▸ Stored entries

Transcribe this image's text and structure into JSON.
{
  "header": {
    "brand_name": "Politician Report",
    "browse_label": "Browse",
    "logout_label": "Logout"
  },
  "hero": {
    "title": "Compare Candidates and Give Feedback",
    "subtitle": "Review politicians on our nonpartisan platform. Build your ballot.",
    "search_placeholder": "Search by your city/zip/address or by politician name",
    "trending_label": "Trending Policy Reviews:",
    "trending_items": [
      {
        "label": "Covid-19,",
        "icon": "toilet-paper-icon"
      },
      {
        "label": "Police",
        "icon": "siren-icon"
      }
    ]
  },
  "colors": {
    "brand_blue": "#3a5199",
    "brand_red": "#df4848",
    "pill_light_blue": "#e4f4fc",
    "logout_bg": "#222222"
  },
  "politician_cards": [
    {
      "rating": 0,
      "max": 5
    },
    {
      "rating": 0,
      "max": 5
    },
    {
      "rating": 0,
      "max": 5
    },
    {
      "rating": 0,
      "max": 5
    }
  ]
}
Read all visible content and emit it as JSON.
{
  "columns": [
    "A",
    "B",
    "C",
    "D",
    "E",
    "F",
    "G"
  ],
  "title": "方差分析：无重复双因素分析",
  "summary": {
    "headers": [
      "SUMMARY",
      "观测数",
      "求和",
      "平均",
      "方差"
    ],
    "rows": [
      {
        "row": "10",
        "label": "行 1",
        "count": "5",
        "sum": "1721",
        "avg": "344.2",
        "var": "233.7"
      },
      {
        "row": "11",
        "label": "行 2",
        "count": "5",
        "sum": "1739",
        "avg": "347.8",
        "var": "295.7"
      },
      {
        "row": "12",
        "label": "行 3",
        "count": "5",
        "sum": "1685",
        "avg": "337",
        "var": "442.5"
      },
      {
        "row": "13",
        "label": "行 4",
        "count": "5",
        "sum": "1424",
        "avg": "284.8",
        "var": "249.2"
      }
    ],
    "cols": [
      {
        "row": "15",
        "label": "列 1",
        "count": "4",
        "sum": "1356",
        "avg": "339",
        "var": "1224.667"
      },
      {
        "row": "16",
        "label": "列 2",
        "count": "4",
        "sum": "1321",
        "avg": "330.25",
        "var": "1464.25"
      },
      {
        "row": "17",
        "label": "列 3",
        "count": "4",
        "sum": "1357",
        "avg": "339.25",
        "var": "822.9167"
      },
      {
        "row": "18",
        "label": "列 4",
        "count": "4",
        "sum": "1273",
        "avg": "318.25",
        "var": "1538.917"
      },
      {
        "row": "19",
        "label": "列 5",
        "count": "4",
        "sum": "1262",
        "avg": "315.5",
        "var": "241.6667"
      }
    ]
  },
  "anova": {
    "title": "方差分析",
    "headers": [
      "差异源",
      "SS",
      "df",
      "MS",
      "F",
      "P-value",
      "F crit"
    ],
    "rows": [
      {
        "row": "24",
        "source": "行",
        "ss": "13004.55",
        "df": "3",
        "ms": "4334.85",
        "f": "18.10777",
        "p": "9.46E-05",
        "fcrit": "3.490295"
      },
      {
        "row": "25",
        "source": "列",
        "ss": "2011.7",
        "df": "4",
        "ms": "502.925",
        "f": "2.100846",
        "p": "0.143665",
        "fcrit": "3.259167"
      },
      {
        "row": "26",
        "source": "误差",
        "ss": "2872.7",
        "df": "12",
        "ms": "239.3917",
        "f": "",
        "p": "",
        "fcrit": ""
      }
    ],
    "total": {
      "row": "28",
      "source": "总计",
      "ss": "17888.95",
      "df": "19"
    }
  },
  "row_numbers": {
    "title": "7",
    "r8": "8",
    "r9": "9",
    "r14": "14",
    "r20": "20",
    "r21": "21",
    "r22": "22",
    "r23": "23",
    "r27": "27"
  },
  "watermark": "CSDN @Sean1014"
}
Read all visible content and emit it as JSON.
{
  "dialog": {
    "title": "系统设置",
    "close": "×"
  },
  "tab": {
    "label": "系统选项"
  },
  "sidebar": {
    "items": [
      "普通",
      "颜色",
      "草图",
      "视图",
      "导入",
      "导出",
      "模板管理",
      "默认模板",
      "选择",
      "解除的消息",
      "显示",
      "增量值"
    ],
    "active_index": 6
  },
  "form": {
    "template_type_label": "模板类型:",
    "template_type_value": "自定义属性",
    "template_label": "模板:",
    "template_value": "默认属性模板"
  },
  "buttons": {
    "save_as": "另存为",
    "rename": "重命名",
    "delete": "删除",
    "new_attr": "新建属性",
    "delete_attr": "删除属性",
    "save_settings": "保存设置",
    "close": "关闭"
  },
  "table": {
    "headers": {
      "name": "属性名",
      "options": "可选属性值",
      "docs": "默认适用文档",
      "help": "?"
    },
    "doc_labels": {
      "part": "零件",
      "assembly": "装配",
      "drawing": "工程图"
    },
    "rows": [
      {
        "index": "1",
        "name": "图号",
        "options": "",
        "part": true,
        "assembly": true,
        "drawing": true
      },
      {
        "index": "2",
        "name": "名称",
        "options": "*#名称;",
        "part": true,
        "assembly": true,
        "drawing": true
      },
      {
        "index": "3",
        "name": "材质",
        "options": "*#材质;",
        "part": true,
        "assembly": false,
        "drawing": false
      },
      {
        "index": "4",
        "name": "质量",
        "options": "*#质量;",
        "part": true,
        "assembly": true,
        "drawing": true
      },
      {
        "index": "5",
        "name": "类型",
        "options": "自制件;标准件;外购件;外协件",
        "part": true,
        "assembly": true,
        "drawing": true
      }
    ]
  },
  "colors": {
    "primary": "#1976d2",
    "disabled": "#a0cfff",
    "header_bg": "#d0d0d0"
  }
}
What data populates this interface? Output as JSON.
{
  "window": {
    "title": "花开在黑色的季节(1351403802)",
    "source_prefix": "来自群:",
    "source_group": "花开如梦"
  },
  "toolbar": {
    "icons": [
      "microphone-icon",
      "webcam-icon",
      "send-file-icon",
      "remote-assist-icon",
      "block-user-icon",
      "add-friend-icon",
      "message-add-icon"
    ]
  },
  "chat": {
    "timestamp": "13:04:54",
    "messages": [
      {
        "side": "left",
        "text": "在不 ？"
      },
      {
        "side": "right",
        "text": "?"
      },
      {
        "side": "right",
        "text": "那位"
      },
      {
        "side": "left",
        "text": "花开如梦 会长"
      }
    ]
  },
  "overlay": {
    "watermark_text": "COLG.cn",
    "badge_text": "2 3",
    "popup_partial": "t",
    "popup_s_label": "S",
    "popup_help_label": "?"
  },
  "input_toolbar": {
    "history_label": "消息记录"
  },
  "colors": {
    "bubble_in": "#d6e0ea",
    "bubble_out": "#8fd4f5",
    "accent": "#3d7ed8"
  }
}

▸ WRITTEN TASK
Copy each line of the data above without altering a single character.

▸ ANSWER BELOW
Transcribe this image's text and structure into JSON.
{
  "header": {
    "brand_name": "Politician Report",
    "browse_label": "Browse",
    "logout_label": "Logout"
  },
  "hero": {
    "title": "Compare Candidates and Give Feedback",
    "subtitle": "Review politicians on our nonpartisan platform. Build your ballot.",
    "search_placeholder": "Search by your city/zip/address or by politician name",
    "trending_label": "Trending Policy Reviews:",
    "trending_items": [
      {
        "label": "Covid-19,",
        "icon": "toilet-paper-icon"
      },
      {
        "label": "Police",
        "icon": "siren-icon"
      }
    ]
  },
  "colors": {
    "brand_blue": "#3a5199",
    "brand_red": "#df4848",
    "pill_light_blue": "#e4f4fc",
    "logout_bg": "#222222"
  },
  "politician_cards": [
    {
      "rating": 0,
      "max": 5
    },
    {
      "rating": 0,
      "max": 5
    },
    {
      "rating": 0,
      "max": 5
    },
    {
      "rating": 0,
      "max": 5
    }
  ]
}
Read all visible content and emit it as JSON.
{
  "columns": [
    "A",
    "B",
    "C",
    "D",
    "E",
    "F",
    "G"
  ],
  "title": "方差分析：无重复双因素分析",
  "summary": {
    "headers": [
      "SUMMARY",
      "观测数",
      "求和",
      "平均",
      "方差"
    ],
    "rows": [
      {
        "row": "10",
        "label": "行 1",
        "count": "5",
        "sum": "1721",
        "avg": "344.2",
        "var": "233.7"
      },
      {
        "row": "11",
        "label": "行 2",
        "count": "5",
        "sum": "1739",
        "avg": "347.8",
        "var": "295.7"
      },
      {
        "row": "12",
        "label": "行 3",
        "count": "5",
        "sum": "1685",
        "avg": "337",
        "var": "442.5"
      },
      {
        "row": "13",
        "label": "行 4",
        "count": "5",
        "sum": "1424",
        "avg": "284.8",
        "var": "249.2"
      }
    ],
    "cols": [
      {
        "row": "15",
        "label": "列 1",
        "count": "4",
        "sum": "1356",
        "avg": "339",
        "var": "1224.667"
      },
      {
        "row": "16",
        "label": "列 2",
        "count": "4",
        "sum": "1321",
        "avg": "330.25",
        "var": "1464.25"
      },
      {
        "row": "17",
        "label": "列 3",
        "count": "4",
        "sum": "1357",
        "avg": "339.25",
        "var": "822.9167"
      },
      {
        "row": "18",
        "label": "列 4",
        "count": "4",
        "sum": "1273",
        "avg": "318.25",
        "var": "1538.917"
      },
      {
        "row": "19",
        "label": "列 5",
        "count": "4",
        "sum": "1262",
        "avg": "315.5",
        "var": "241.6667"
      }
    ]
  },
  "anova": {
    "title": "方差分析",
    "headers": [
      "差异源",
      "SS",
      "df",
      "MS",
      "F",
      "P-value",
      "F crit"
    ],
    "rows": [
      {
        "row": "24",
        "source": "行",
        "ss": "13004.55",
        "df": "3",
        "ms": "4334.85",
        "f": "18.10777",
        "p": "9.46E-05",
        "fcrit": "3.490295"
      },
      {
        "row": "25",
        "source": "列",
        "ss": "2011.7",
        "df": "4",
        "ms": "502.925",
        "f": "2.100846",
        "p": "0.143665",
        "fcrit": "3.259167"
      },
      {
        "row": "26",
        "source": "误差",
        "ss": "2872.7",
        "df": "12",
        "ms": "239.3917",
        "f": "",
        "p": "",
        "fcrit": ""
      }
    ],
    "total": {
      "row": "28",
      "source": "总计",
      "ss": "17888.95",
      "df": "19"
    }
  },
  "row_numbers": {
    "title": "7",
    "r8": "8",
    "r9": "9",
    "r14": "14",
    "r20": "20",
    "r21": "21",
    "r22": "22",
    "r23": "23",
    "r27": "27"
  },
  "watermark": "CSDN @Sean1014"
}
Read all visible content and emit it as JSON.
{
  "dialog": {
    "title": "系统设置",
    "close": "×"
  },
  "tab": {
    "label": "系统选项"
  },
  "sidebar": {
    "items": [
      "普通",
      "颜色",
      "草图",
      "视图",
      "导入",
      "导出",
      "模板管理",
      "默认模板",
      "选择",
      "解除的消息",
      "显示",
      "增量值"
    ],
    "active_index": 6
  },
  "form": {
    "template_type_label": "模板类型:",
    "template_type_value": "自定义属性",
    "template_label": "模板:",
    "template_value": "默认属性模板"
  },
  "buttons": {
    "save_as": "另存为",
    "rename": "重命名",
    "delete": "删除",
    "new_attr": "新建属性",
    "delete_attr": "删除属性",
    "save_settings": "保存设置",
    "close": "关闭"
  },
  "table": {
    "headers": {
      "name": "属性名",
      "options": "可选属性值",
      "docs": "默认适用文档",
      "help": "?"
    },
    "doc_labels": {
      "part": "零件",
      "assembly": "装配",
      "drawing": "工程图"
    },
    "rows": [
      {
        "index": "1",
        "name": "图号",
        "options": "",
        "part": true,
        "assembly": true,
        "drawing": true
      },
      {
        "index": "2",
        "name": "名称",
        "options": "*#名称;",
        "part": true,
        "assembly": true,
        "drawing": true
      },
      {
        "index": "3",
        "name": "材质",
        "options": "*#材质;",
        "part": true,
        "assembly": false,
        "drawing": false
      },
      {
        "index": "4",
        "name": "质量",
        "options": "*#质量;",
        "part": true,
        "assembly": true,
        "drawing": true
      },
      {
        "index": "5",
        "name": "类型",
        "options": "自制件;标准件;外购件;外协件",
        "part": true,
        "assembly": true,
        "drawing": true
      }
    ]
  },
  "colors": {
    "primary": "#1976d2",
    "disabled": "#a0cfff",
    "header_bg": "#d0d0d0"
  }
}
What data populates this interface? Output as JSON.
{
  "window": {
    "title": "花开在黑色的季节(1351403802)",
    "source_prefix": "来自群:",
    "source_group": "花开如梦"
  },
  "toolbar": {
    "icons": [
      "microphone-icon",
      "webcam-icon",
      "send-file-icon",
      "remote-assist-icon",
      "block-user-icon",
      "add-friend-icon",
      "message-add-icon"
    ]
  },
  "chat": {
    "timestamp": "13:04:54",
    "messages": [
      {
        "side": "left",
        "text": "在不 ？"
      },
      {
        "side": "right",
        "text": "?"
      },
      {
        "side": "right",
        "text": "那位"
      },
      {
        "side": "left",
        "text": "花开如梦 会长"
      }
    ]
  },
  "overlay": {
    "watermark_text": "COLG.cn",
    "badge_text": "2 3",
    "popup_partial": "t",
    "popup_s_label": "S",
    "popup_help_label": "?"
  },
  "input_toolbar": {
    "history_label": "消息记录"
  },
  "colors": {
    "bubble_in": "#d6e0ea",
    "bubble_out": "#8fd4f5",
    "accent": "#3d7ed8"
  }
}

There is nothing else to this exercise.